## START Material for this exercise

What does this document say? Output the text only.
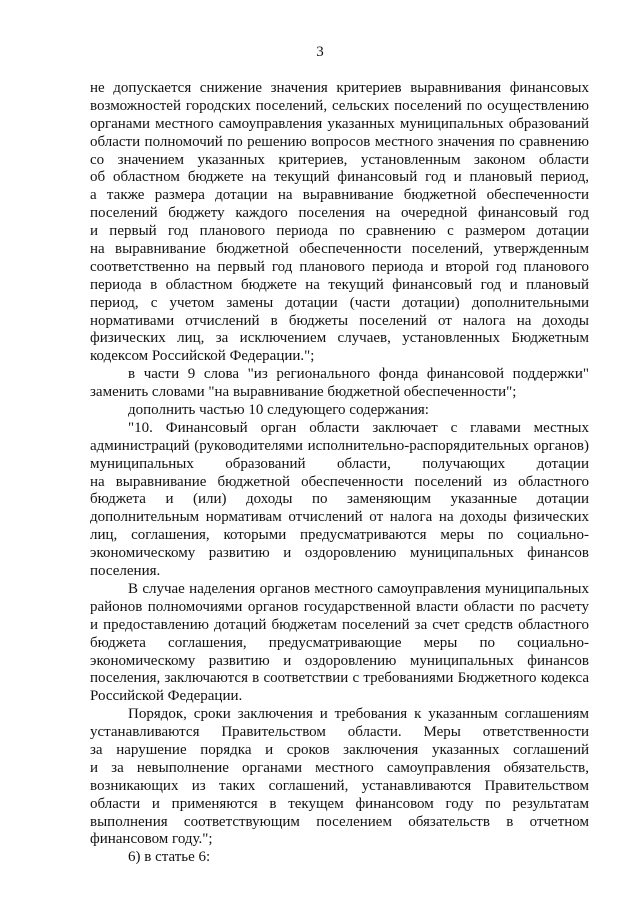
3
не допускается снижение значения критериев выравнивания финансовых
возможностей городских поселений, сельских поселений по осуществлению
органами местного самоуправления указанных муниципальных образований
области полномочий по решению вопросов местного значения по сравнению
со значением указанных критериев, установленным законом области
об областном бюджете на текущий финансовый год и плановый период,
а также размера дотации на выравнивание бюджетной обеспеченности
поселений бюджету каждого поселения на очередной финансовый год
и первый год планового периода по сравнению с размером дотации
на выравнивание бюджетной обеспеченности поселений, утвержденным
соответственно на первый год планового периода и второй год планового
периода в областном бюджете на текущий финансовый год и плановый
период, с учетом замены дотации (части дотации) дополнительными
нормативами отчислений в бюджеты поселений от налога на доходы
физических лиц, за исключением случаев, установленных Бюджетным
кодексом Российской Федерации.";
в части 9 слова "из регионального фонда финансовой поддержки"
заменить словами "на выравнивание бюджетной обеспеченности";
дополнить частью 10 следующего содержания:
"10. Финансовый орган области заключает с главами местных
администраций (руководителями исполнительно-распорядительных органов)
муниципальных образований области, получающих дотации
на выравнивание бюджетной обеспеченности поселений из областного
бюджета и (или) доходы по заменяющим указанные дотации
дополнительным нормативам отчислений от налога на доходы физических
лиц, соглашения, которыми предусматриваются меры по социально-
экономическому развитию и оздоровлению муниципальных финансов
поселения.
В случае наделения органов местного самоуправления муниципальных
районов полномочиями органов государственной власти области по расчету
и предоставлению дотаций бюджетам поселений за счет средств областного
бюджета соглашения, предусматривающие меры по социально-
экономическому развитию и оздоровлению муниципальных финансов
поселения, заключаются в соответствии с требованиями Бюджетного кодекса
Российской Федерации.
Порядок, сроки заключения и требования к указанным соглашениям
устанавливаются Правительством области. Меры ответственности
за нарушение порядка и сроков заключения указанных соглашений
и за невыполнение органами местного самоуправления обязательств,
возникающих из таких соглашений, устанавливаются Правительством
области и применяются в текущем финансовом году по результатам
выполнения соответствующим поселением обязательств в отчетном
финансовом году.";
6) в статье 6:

## END Material for this exercise

Exercise aim: Check each line of the entries for the string "обеспеченности". Copy the lines that have it.

Full response:
а также размера дотации на выравнивание бюджетной обеспеченности
на выравнивание бюджетной обеспеченности поселений, утвержденным
заменить словами "на выравнивание бюджетной обеспеченности";
на выравнивание бюджетной обеспеченности поселений из областного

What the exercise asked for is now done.